## SHORT EXERCISE
Output every line below without omitting or altering anything.

## RECORDS FOR THE EXERCISE
□ □ □

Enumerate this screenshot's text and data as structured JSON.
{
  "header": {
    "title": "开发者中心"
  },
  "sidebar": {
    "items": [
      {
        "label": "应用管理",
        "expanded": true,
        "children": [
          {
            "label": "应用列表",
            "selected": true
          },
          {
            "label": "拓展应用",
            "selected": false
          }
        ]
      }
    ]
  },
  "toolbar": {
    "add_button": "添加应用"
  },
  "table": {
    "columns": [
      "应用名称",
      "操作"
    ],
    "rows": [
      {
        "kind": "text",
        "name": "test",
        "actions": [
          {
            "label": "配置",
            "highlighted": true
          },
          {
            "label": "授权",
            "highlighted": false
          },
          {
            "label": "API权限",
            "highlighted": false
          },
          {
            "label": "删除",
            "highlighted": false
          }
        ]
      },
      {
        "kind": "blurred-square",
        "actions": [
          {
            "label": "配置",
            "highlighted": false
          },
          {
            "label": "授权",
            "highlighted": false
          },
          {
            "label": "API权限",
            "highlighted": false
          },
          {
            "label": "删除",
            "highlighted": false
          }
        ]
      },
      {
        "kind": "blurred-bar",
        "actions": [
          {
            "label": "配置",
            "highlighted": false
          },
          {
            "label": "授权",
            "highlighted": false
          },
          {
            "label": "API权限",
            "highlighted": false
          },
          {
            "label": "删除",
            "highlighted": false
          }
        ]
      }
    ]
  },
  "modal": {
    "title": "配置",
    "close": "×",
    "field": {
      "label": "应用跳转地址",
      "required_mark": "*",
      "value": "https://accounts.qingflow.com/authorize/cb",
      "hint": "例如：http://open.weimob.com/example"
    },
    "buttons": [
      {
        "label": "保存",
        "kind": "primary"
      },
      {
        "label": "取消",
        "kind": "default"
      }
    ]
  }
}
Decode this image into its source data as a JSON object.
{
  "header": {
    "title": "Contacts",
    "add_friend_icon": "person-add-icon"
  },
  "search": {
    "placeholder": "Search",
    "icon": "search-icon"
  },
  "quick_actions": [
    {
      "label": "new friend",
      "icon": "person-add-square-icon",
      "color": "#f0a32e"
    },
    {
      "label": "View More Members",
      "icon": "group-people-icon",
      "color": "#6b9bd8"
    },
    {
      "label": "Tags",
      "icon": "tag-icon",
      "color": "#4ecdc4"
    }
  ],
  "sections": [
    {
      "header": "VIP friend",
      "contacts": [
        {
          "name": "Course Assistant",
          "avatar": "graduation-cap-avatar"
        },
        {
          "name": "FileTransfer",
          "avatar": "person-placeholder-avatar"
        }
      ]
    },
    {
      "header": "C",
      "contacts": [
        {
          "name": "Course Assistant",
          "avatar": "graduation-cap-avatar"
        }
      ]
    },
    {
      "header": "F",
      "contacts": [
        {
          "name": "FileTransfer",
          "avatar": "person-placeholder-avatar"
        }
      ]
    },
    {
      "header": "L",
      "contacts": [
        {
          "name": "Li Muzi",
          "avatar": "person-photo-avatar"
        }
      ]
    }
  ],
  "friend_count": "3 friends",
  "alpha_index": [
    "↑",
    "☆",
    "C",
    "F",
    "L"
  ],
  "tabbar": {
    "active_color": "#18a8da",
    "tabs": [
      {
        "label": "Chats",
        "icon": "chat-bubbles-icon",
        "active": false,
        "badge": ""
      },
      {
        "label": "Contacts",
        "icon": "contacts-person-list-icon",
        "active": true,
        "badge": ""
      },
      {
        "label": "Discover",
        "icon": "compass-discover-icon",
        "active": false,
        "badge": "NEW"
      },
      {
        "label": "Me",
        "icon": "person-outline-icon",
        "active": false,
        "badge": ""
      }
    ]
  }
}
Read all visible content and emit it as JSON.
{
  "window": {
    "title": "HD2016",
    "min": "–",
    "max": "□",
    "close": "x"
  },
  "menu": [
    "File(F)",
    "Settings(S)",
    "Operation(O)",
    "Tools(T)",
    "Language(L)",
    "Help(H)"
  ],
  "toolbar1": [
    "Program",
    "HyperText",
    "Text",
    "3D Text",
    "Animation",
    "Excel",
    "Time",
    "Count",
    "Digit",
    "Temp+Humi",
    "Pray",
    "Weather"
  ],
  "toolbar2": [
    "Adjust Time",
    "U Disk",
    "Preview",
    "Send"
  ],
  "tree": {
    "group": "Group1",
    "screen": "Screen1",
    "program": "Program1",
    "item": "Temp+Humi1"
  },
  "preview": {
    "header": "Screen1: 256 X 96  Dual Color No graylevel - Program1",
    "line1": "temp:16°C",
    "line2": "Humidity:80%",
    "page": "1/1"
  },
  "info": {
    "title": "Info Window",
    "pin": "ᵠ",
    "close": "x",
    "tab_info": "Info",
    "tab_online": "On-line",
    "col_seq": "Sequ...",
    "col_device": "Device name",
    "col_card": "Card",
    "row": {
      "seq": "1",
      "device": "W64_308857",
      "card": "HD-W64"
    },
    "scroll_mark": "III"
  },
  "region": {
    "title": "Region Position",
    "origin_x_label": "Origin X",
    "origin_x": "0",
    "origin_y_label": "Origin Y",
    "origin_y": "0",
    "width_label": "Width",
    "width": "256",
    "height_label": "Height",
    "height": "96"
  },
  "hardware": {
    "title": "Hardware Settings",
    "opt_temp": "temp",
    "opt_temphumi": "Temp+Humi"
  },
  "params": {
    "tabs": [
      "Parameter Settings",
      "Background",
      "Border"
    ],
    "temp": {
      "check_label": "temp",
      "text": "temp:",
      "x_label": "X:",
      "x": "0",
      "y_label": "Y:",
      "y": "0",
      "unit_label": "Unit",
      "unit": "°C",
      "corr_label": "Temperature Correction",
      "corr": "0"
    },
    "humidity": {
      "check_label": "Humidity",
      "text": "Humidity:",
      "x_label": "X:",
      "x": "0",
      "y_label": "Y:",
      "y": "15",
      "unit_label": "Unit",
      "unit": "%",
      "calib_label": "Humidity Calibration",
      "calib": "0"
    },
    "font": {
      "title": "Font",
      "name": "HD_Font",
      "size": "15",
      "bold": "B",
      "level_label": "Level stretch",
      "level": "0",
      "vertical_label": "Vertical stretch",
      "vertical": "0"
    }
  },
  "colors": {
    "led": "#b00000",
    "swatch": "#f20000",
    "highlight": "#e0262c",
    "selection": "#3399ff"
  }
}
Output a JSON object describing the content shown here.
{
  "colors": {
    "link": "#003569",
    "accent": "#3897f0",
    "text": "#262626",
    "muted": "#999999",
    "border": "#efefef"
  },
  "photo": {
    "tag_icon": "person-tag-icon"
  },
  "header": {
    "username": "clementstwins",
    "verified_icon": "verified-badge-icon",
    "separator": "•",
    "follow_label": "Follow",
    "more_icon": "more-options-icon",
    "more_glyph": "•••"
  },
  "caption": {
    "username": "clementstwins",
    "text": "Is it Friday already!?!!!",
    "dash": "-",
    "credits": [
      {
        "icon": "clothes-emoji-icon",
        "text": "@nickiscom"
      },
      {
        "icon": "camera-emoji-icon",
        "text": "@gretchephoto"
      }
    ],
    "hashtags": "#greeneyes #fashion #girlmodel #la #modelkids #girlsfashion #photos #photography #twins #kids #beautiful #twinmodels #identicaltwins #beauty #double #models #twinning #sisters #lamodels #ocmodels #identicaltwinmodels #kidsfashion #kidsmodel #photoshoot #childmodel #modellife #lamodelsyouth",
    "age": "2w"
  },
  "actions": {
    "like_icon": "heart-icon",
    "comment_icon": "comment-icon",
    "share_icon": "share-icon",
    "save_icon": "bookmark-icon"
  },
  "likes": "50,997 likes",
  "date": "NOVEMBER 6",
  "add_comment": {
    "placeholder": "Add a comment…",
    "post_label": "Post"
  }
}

□ □ □

## EXERCISE RESULT
Enumerate this screenshot's text and data as structured JSON.
{
  "header": {
    "title": "开发者中心"
  },
  "sidebar": {
    "items": [
      {
        "label": "应用管理",
        "expanded": true,
        "children": [
          {
            "label": "应用列表",
            "selected": true
          },
          {
            "label": "拓展应用",
            "selected": false
          }
        ]
      }
    ]
  },
  "toolbar": {
    "add_button": "添加应用"
  },
  "table": {
    "columns": [
      "应用名称",
      "操作"
    ],
    "rows": [
      {
        "kind": "text",
        "name": "test",
        "actions": [
          {
            "label": "配置",
            "highlighted": true
          },
          {
            "label": "授权",
            "highlighted": false
          },
          {
            "label": "API权限",
            "highlighted": false
          },
          {
            "label": "删除",
            "highlighted": false
          }
        ]
      },
      {
        "kind": "blurred-square",
        "actions": [
          {
            "label": "配置",
            "highlighted": false
          },
          {
            "label": "授权",
            "highlighted": false
          },
          {
            "label": "API权限",
            "highlighted": false
          },
          {
            "label": "删除",
            "highlighted": false
          }
        ]
      },
      {
        "kind": "blurred-bar",
        "actions": [
          {
            "label": "配置",
            "highlighted": false
          },
          {
            "label": "授权",
            "highlighted": false
          },
          {
            "label": "API权限",
            "highlighted": false
          },
          {
            "label": "删除",
            "highlighted": false
          }
        ]
      }
    ]
  },
  "modal": {
    "title": "配置",
    "close": "×",
    "field": {
      "label": "应用跳转地址",
      "required_mark": "*",
      "value": "https://accounts.qingflow.com/authorize/cb",
      "hint": "例如：http://open.weimob.com/example"
    },
    "buttons": [
      {
        "label": "保存",
        "kind": "primary"
      },
      {
        "label": "取消",
        "kind": "default"
      }
    ]
  }
}
Decode this image into its source data as a JSON object.
{
  "header": {
    "title": "Contacts",
    "add_friend_icon": "person-add-icon"
  },
  "search": {
    "placeholder": "Search",
    "icon": "search-icon"
  },
  "quick_actions": [
    {
      "label": "new friend",
      "icon": "person-add-square-icon",
      "color": "#f0a32e"
    },
    {
      "label": "View More Members",
      "icon": "group-people-icon",
      "color": "#6b9bd8"
    },
    {
      "label": "Tags",
      "icon": "tag-icon",
      "color": "#4ecdc4"
    }
  ],
  "sections": [
    {
      "header": "VIP friend",
      "contacts": [
        {
          "name": "Course Assistant",
          "avatar": "graduation-cap-avatar"
        },
        {
          "name": "FileTransfer",
          "avatar": "person-placeholder-avatar"
        }
      ]
    },
    {
      "header": "C",
      "contacts": [
        {
          "name": "Course Assistant",
          "avatar": "graduation-cap-avatar"
        }
      ]
    },
    {
      "header": "F",
      "contacts": [
        {
          "name": "FileTransfer",
          "avatar": "person-placeholder-avatar"
        }
      ]
    },
    {
      "header": "L",
      "contacts": [
        {
          "name": "Li Muzi",
          "avatar": "person-photo-avatar"
        }
      ]
    }
  ],
  "friend_count": "3 friends",
  "alpha_index": [
    "↑",
    "☆",
    "C",
    "F",
    "L"
  ],
  "tabbar": {
    "active_color": "#18a8da",
    "tabs": [
      {
        "label": "Chats",
        "icon": "chat-bubbles-icon",
        "active": false,
        "badge": ""
      },
      {
        "label": "Contacts",
        "icon": "contacts-person-list-icon",
        "active": true,
        "badge": ""
      },
      {
        "label": "Discover",
        "icon": "compass-discover-icon",
        "active": false,
        "badge": "NEW"
      },
      {
        "label": "Me",
        "icon": "person-outline-icon",
        "active": false,
        "badge": ""
      }
    ]
  }
}
Read all visible content and emit it as JSON.
{
  "window": {
    "title": "HD2016",
    "min": "–",
    "max": "□",
    "close": "x"
  },
  "menu": [
    "File(F)",
    "Settings(S)",
    "Operation(O)",
    "Tools(T)",
    "Language(L)",
    "Help(H)"
  ],
  "toolbar1": [
    "Program",
    "HyperText",
    "Text",
    "3D Text",
    "Animation",
    "Excel",
    "Time",
    "Count",
    "Digit",
    "Temp+Humi",
    "Pray",
    "Weather"
  ],
  "toolbar2": [
    "Adjust Time",
    "U Disk",
    "Preview",
    "Send"
  ],
  "tree": {
    "group": "Group1",
    "screen": "Screen1",
    "program": "Program1",
    "item": "Temp+Humi1"
  },
  "preview": {
    "header": "Screen1: 256 X 96  Dual Color No graylevel - Program1",
    "line1": "temp:16°C",
    "line2": "Humidity:80%",
    "page": "1/1"
  },
  "info": {
    "title": "Info Window",
    "pin": "ᵠ",
    "close": "x",
    "tab_info": "Info",
    "tab_online": "On-line",
    "col_seq": "Sequ...",
    "col_device": "Device name",
    "col_card": "Card",
    "row": {
      "seq": "1",
      "device": "W64_308857",
      "card": "HD-W64"
    },
    "scroll_mark": "III"
  },
  "region": {
    "title": "Region Position",
    "origin_x_label": "Origin X",
    "origin_x": "0",
    "origin_y_label": "Origin Y",
    "origin_y": "0",
    "width_label": "Width",
    "width": "256",
    "height_label": "Height",
    "height": "96"
  },
  "hardware": {
    "title": "Hardware Settings",
    "opt_temp": "temp",
    "opt_temphumi": "Temp+Humi"
  },
  "params": {
    "tabs": [
      "Parameter Settings",
      "Background",
      "Border"
    ],
    "temp": {
      "check_label": "temp",
      "text": "temp:",
      "x_label": "X:",
      "x": "0",
      "y_label": "Y:",
      "y": "0",
      "unit_label": "Unit",
      "unit": "°C",
      "corr_label": "Temperature Correction",
      "corr": "0"
    },
    "humidity": {
      "check_label": "Humidity",
      "text": "Humidity:",
      "x_label": "X:",
      "x": "0",
      "y_label": "Y:",
      "y": "15",
      "unit_label": "Unit",
      "unit": "%",
      "calib_label": "Humidity Calibration",
      "calib": "0"
    },
    "font": {
      "title": "Font",
      "name": "HD_Font",
      "size": "15",
      "bold": "B",
      "level_label": "Level stretch",
      "level": "0",
      "vertical_label": "Vertical stretch",
      "vertical": "0"
    }
  },
  "colors": {
    "led": "#b00000",
    "swatch": "#f20000",
    "highlight": "#e0262c",
    "selection": "#3399ff"
  }
}
Output a JSON object describing the content shown here.
{
  "colors": {
    "link": "#003569",
    "accent": "#3897f0",
    "text": "#262626",
    "muted": "#999999",
    "border": "#efefef"
  },
  "photo": {
    "tag_icon": "person-tag-icon"
  },
  "header": {
    "username": "clementstwins",
    "verified_icon": "verified-badge-icon",
    "separator": "•",
    "follow_label": "Follow",
    "more_icon": "more-options-icon",
    "more_glyph": "•••"
  },
  "caption": {
    "username": "clementstwins",
    "text": "Is it Friday already!?!!!",
    "dash": "-",
    "credits": [
      {
        "icon": "clothes-emoji-icon",
        "text": "@nickiscom"
      },
      {
        "icon": "camera-emoji-icon",
        "text": "@gretchephoto"
      }
    ],
    "hashtags": "#greeneyes #fashion #girlmodel #la #modelkids #girlsfashion #photos #photography #twins #kids #beautiful #twinmodels #identicaltwins #beauty #double #models #twinning #sisters #lamodels #ocmodels #identicaltwinmodels #kidsfashion #kidsmodel #photoshoot #childmodel #modellife #lamodelsyouth",
    "age": "2w"
  },
  "actions": {
    "like_icon": "heart-icon",
    "comment_icon": "comment-icon",
    "share_icon": "share-icon",
    "save_icon": "bookmark-icon"
  },
  "likes": "50,997 likes",
  "date": "NOVEMBER 6",
  "add_comment": {
    "placeholder": "Add a comment…",
    "post_label": "Post"
  }
}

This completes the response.